• **TASK TO CARRY OUT**
Restate all the material verbatim, except for the pictures.

• **DATA FOR THIS TASK**
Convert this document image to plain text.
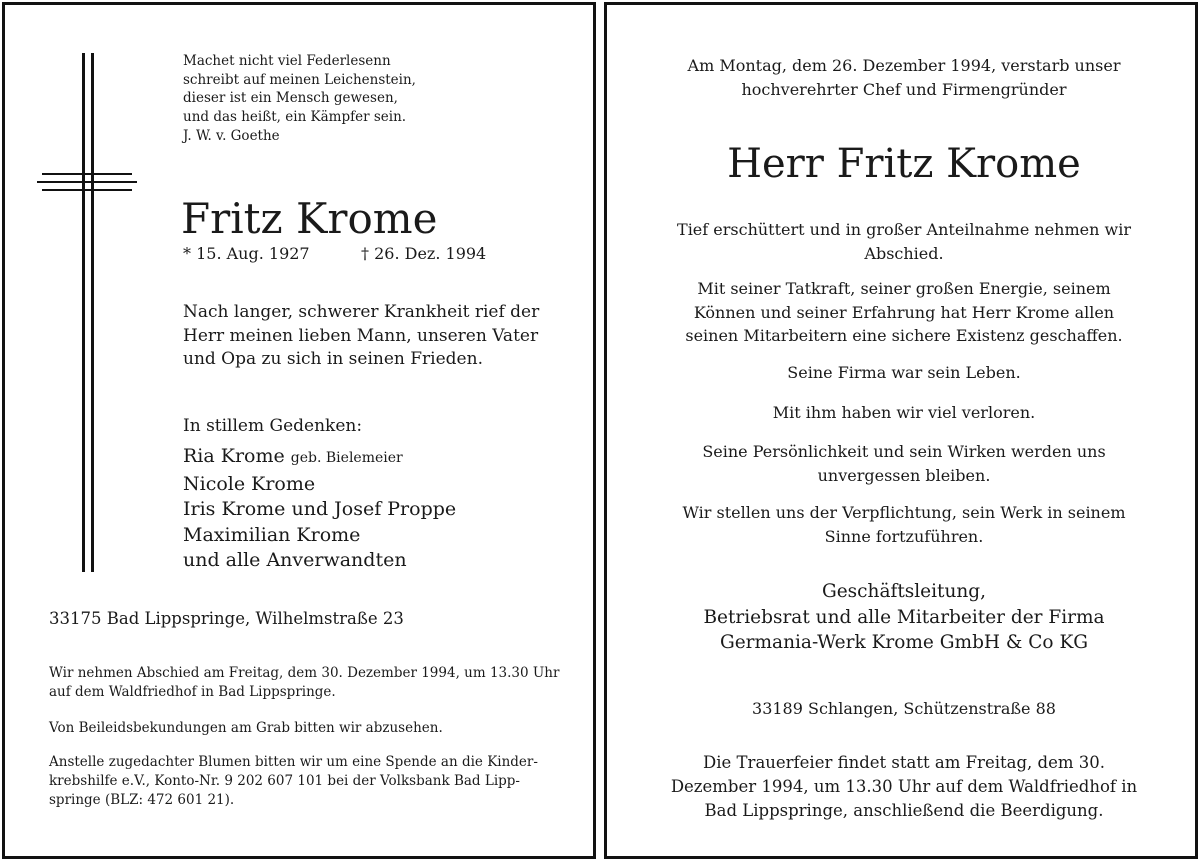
Machet nicht viel Federlesenn
schreibt auf meinen Leichenstein,
dieser ist ein Mensch gewesen,
und das heißt, ein Kämpfer sein.
J. W. v. Goethe
Fritz Krome
* 15. Aug. 1927	† 26. Dez. 1994
Nach langer, schwerer Krankheit rief der
Herr meinen lieben Mann, unseren Vater
und Opa zu sich in seinen Frieden.
In stillem Gedenken:
Ria Krome geb. Bielemeier
Nicole Krome
Iris Krome und Josef Proppe
Maximilian Krome
und alle Anverwandten
33175 Bad Lippspringe, Wilhelmstraße 23
Wir nehmen Abschied am Freitag, dem 30. Dezember 1994, um 13.30 Uhr
auf dem Waldfriedhof in Bad Lippspringe.
Von Beileidsbekundungen am Grab bitten wir abzusehen.
Anstelle zugedachter Blumen bitten wir um eine Spende an die Kinder-
krebshilfe e.V., Konto-Nr. 9 202 607 101 bei der Volksbank Bad Lipp-
springe (BLZ: 472 601 21).
Am Montag, dem 26. Dezember 1994, verstarb unser
hochverehrter Chef und Firmengründer
Herr Fritz Krome
Tief erschüttert und in großer Anteilnahme nehmen wir
Abschied.
Mit seiner Tatkraft, seiner großen Energie, seinem
Können und seiner Erfahrung hat Herr Krome allen
seinen Mitarbeitern eine sichere Existenz geschaffen.
Seine Firma war sein Leben.
Mit ihm haben wir viel verloren.
Seine Persönlichkeit und sein Wirken werden uns
unvergessen bleiben.
Wir stellen uns der Verpflichtung, sein Werk in seinem
Sinne fortzuführen.
Geschäftsleitung,
Betriebsrat und alle Mitarbeiter der Firma
Germania-Werk Krome GmbH & Co KG
33189 Schlangen, Schützenstraße 88
Die Trauerfeier findet statt am Freitag, dem 30.
Dezember 1994, um 13.30 Uhr auf dem Waldfriedhof in
Bad Lippspringe, anschließend die Beerdigung.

• **EXPECTED ANSWER**
Convert this document image to plain text.
Machet nicht viel Federlesenn
schreibt auf meinen Leichenstein,
dieser ist ein Mensch gewesen,
und das heißt, ein Kämpfer sein.
J. W. v. Goethe
Fritz Krome
* 15. Aug. 1927	† 26. Dez. 1994
Nach langer, schwerer Krankheit rief der
Herr meinen lieben Mann, unseren Vater
und Opa zu sich in seinen Frieden.
In stillem Gedenken:
Ria Krome geb. Bielemeier
Nicole Krome
Iris Krome und Josef Proppe
Maximilian Krome
und alle Anverwandten
33175 Bad Lippspringe, Wilhelmstraße 23
Wir nehmen Abschied am Freitag, dem 30. Dezember 1994, um 13.30 Uhr
auf dem Waldfriedhof in Bad Lippspringe.
Von Beileidsbekundungen am Grab bitten wir abzusehen.
Anstelle zugedachter Blumen bitten wir um eine Spende an die Kinder-
krebshilfe e.V., Konto-Nr. 9 202 607 101 bei der Volksbank Bad Lipp-
springe (BLZ: 472 601 21).
Am Montag, dem 26. Dezember 1994, verstarb unser
hochverehrter Chef und Firmengründer
Herr Fritz Krome
Tief erschüttert und in großer Anteilnahme nehmen wir
Abschied.
Mit seiner Tatkraft, seiner großen Energie, seinem
Können und seiner Erfahrung hat Herr Krome allen
seinen Mitarbeitern eine sichere Existenz geschaffen.
Seine Firma war sein Leben.
Mit ihm haben wir viel verloren.
Seine Persönlichkeit und sein Wirken werden uns
unvergessen bleiben.
Wir stellen uns der Verpflichtung, sein Werk in seinem
Sinne fortzuführen.
Geschäftsleitung,
Betriebsrat und alle Mitarbeiter der Firma
Germania-Werk Krome GmbH & Co KG
33189 Schlangen, Schützenstraße 88
Die Trauerfeier findet statt am Freitag, dem 30.
Dezember 1994, um 13.30 Uhr auf dem Waldfriedhof in
Bad Lippspringe, anschließend die Beerdigung.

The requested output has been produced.